Dataset records
[Start]
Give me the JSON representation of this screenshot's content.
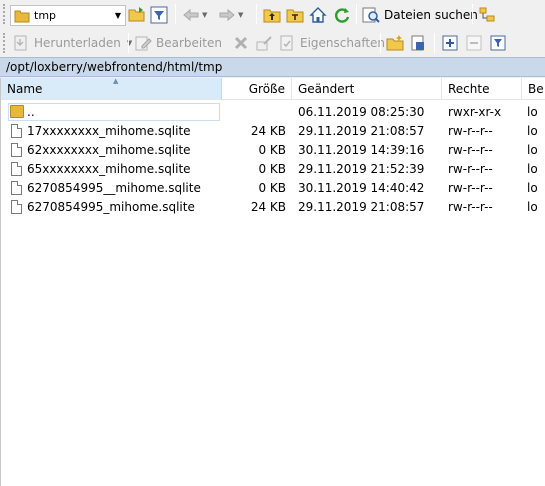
{
  "toolbar1": {
    "dir_value": "tmp",
    "search_label": "Dateien suchen"
  },
  "toolbar2": {
    "download_label": "Herunterladen",
    "edit_label": "Bearbeiten",
    "properties_label": "Eigenschaften"
  },
  "path": "/opt/loxberry/webfrontend/html/tmp",
  "columns": {
    "name": "Name",
    "size": "Größe",
    "modified": "Geändert",
    "rights": "Rechte",
    "owner": "Be"
  },
  "files": [
    {
      "name": "..",
      "size": "",
      "modified": "06.11.2019 08:25:30",
      "rights": "rwxr-xr-x",
      "owner": "lo"
    },
    {
      "name": "17xxxxxxxx_mihome.sqlite",
      "size": "24 KB",
      "modified": "29.11.2019 21:08:57",
      "rights": "rw-r--r--",
      "owner": "lo"
    },
    {
      "name": "62xxxxxxxx_mihome.sqlite",
      "size": "0 KB",
      "modified": "30.11.2019 14:39:16",
      "rights": "rw-r--r--",
      "owner": "lo"
    },
    {
      "name": "65xxxxxxxx_mihome.sqlite",
      "size": "0 KB",
      "modified": "29.11.2019 21:52:39",
      "rights": "rw-r--r--",
      "owner": "lo"
    },
    {
      "name": "6270854995__mihome.sqlite",
      "size": "0 KB",
      "modified": "30.11.2019 14:40:42",
      "rights": "rw-r--r--",
      "owner": "lo"
    },
    {
      "name": "6270854995_mihome.sqlite",
      "size": "24 KB",
      "modified": "29.11.2019 21:08:57",
      "rights": "rw-r--r--",
      "owner": "lo"
    }
  ]
}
[End]
What the exercise asks: All records should be output exactly, with the pictures left out.

Result:
Give me the JSON representation of this screenshot's content.
{
  "toolbar1": {
    "dir_value": "tmp",
    "search_label": "Dateien suchen"
  },
  "toolbar2": {
    "download_label": "Herunterladen",
    "edit_label": "Bearbeiten",
    "properties_label": "Eigenschaften"
  },
  "path": "/opt/loxberry/webfrontend/html/tmp",
  "columns": {
    "name": "Name",
    "size": "Größe",
    "modified": "Geändert",
    "rights": "Rechte",
    "owner": "Be"
  },
  "files": [
    {
      "name": "..",
      "size": "",
      "modified": "06.11.2019 08:25:30",
      "rights": "rwxr-xr-x",
      "owner": "lo"
    },
    {
      "name": "17xxxxxxxx_mihome.sqlite",
      "size": "24 KB",
      "modified": "29.11.2019 21:08:57",
      "rights": "rw-r--r--",
      "owner": "lo"
    },
    {
      "name": "62xxxxxxxx_mihome.sqlite",
      "size": "0 KB",
      "modified": "30.11.2019 14:39:16",
      "rights": "rw-r--r--",
      "owner": "lo"
    },
    {
      "name": "65xxxxxxxx_mihome.sqlite",
      "size": "0 KB",
      "modified": "29.11.2019 21:52:39",
      "rights": "rw-r--r--",
      "owner": "lo"
    },
    {
      "name": "6270854995__mihome.sqlite",
      "size": "0 KB",
      "modified": "30.11.2019 14:40:42",
      "rights": "rw-r--r--",
      "owner": "lo"
    },
    {
      "name": "6270854995_mihome.sqlite",
      "size": "24 KB",
      "modified": "29.11.2019 21:08:57",
      "rights": "rw-r--r--",
      "owner": "lo"
    }
  ]
}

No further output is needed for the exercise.